● INFORMATION SUPPLIED:
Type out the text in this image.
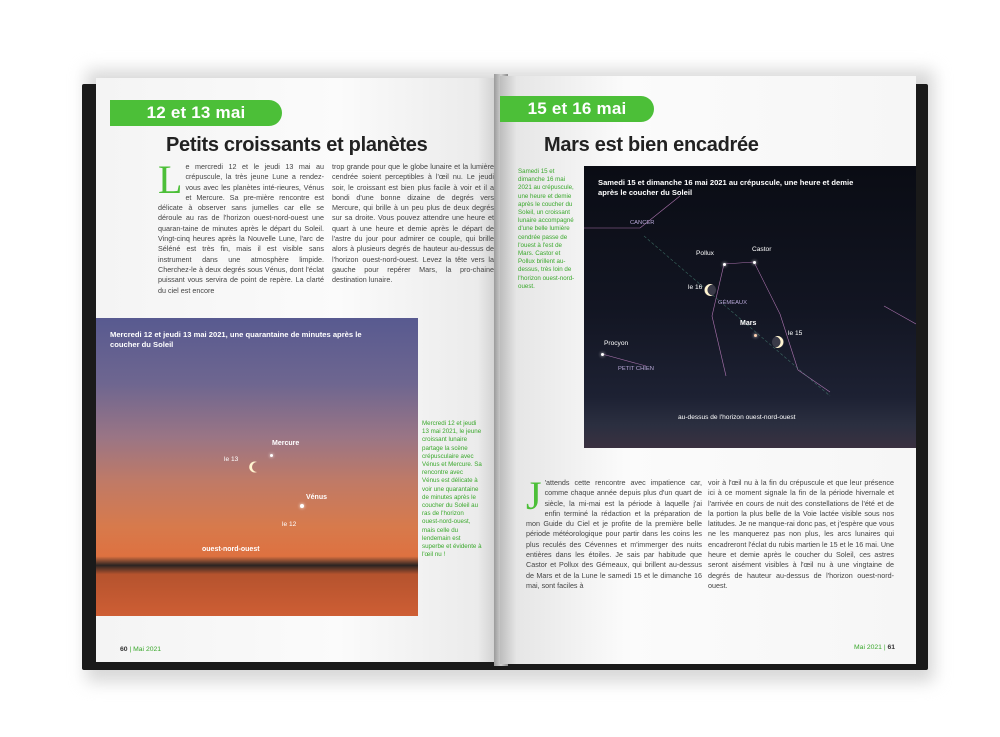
12 et 13 mai
Petits croissants et planètes
L e mercredi 12 et le jeudi 13 mai au crépuscule, la très jeune Lune a rendez-vous avec les planètes inté-rieures, Vénus et Mercure. Sa pre-mière rencontre est délicate à observer sans jumelles car elle se déroule au ras de l'horizon ouest-nord-ouest une quaran-taine de minutes après le départ du Soleil. Vingt-cinq heures après la Nouvelle Lune, l'arc de Séléné est très fin, mais il est visible sans instrument dans une atmosphère limpide. Cherchez-le à deux degrés sous Vénus, dont l'éclat puissant vous servira de point de repère. La clarté du ciel est encore
trop grande pour que le globe lunaire et la lumière cendrée soient perceptibles à l'œil nu. Le jeudi soir, le croissant est bien plus facile à voir et il a bondi d'une bonne dizaine de degrés vers Mercure, qui brille à un peu plus de deux degrés sur sa droite. Vous pouvez attendre une heure et quart à une heure et demie après le départ de l'astre du jour pour admirer ce couple, qui brille alors à plusieurs degrés de hauteur au-dessus de l'horizon ouest-nord-ouest. Levez la tête vers la gauche pour repérer Mars, la pro-chaine destination lunaire.
Mercredi 12 et jeudi 13 mai 2021, une quarantaine de minutes après le coucher du Soleil
Mercure
le 13
Vénus
le 12
ouest-nord-ouest
Mercredi 12 et jeudi 13 mai 2021, le jeune croissant lunaire partage la scène crépusculaire avec Vénus et Mercure. Sa rencontre avec Vénus est délicate à voir une quarantaine de minutes après le coucher du Soleil au ras de l'horizon ouest-nord-ouest, mais celle du lendemain est superbe et évidente à l'œil nu !
60 | Mai 2021
15 et 16 mai
Mars est bien encadrée
Samedi 15 et dimanche 16 mai 2021 au crépuscule, une heure et demie après le coucher du Soleil, un croissant lunaire accompagné d'une belle lumière cendrée passe de l'ouest à l'est de Mars. Castor et Pollux brillent au-dessus, très loin de l'horizon ouest-nord-ouest.
Samedi 15 et dimanche 16 mai 2021 au crépuscule, une heure et demie après le coucher du Soleil
CANCER
Pollux
Castor
le 16
GÉMEAUX
Mars
le 15
Procyon
PETIT CHIEN
au-dessus de l'horizon ouest-nord-ouest
J 'attends cette rencontre avec impatience car, comme chaque année depuis plus d'un quart de siècle, la mi-mai est la période à laquelle j'ai enfin terminé la rédaction et la préparation de mon Guide du Ciel et je profite de la première belle période météorologique pour partir dans les coins les plus reculés des Cévennes et m'immerger des nuits entières dans les étoiles. Je sais par habitude que Castor et Pollux des Gémeaux, qui brillent au-dessus de Mars et de la Lune le samedi 15 et le dimanche 16 mai, sont faciles à
voir à l'œil nu à la fin du crépuscule et que leur présence ici à ce moment signale la fin de la période hivernale et l'arrivée en cours de nuit des constellations de l'été et de la portion la plus belle de la Voie lactée visible sous nos latitudes. Je ne manque-rai donc pas, et j'espère que vous ne les manquerez pas non plus, les arcs lunaires qui encadreront l'éclat du rubis martien le 15 et le 16 mai. Une heure et demie après le coucher du Soleil, ces astres seront aisément visibles à l'œil nu à une vingtaine de degrés de hauteur au-dessus de l'horizon ouest-nord-ouest.
Mai 2021 | 61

● YOUR INSTRUCTIONS: Note every line above where the string "planètes" shows up, and copy those lines.

● CORRECT OUTPUT:
Petits croissants et planètes
L e mercredi 12 et le jeudi 13 mai au crépuscule, la très jeune Lune a rendez-vous avec les planètes inté-rieures, Vénus et Mercure. Sa pre-mière rencontre est délicate à observer sans jumelles car elle se déroule au ras de l'horizon ouest-nord-ouest une quaran-taine de minutes après le départ du Soleil. Vingt-cinq heures après la Nouvelle Lune, l'arc de Séléné est très fin, mais il est visible sans instrument dans une atmosphère limpide. Cherchez-le à deux degrés sous Vénus, dont l'éclat puissant vous servira de point de repère. La clarté du ciel est encore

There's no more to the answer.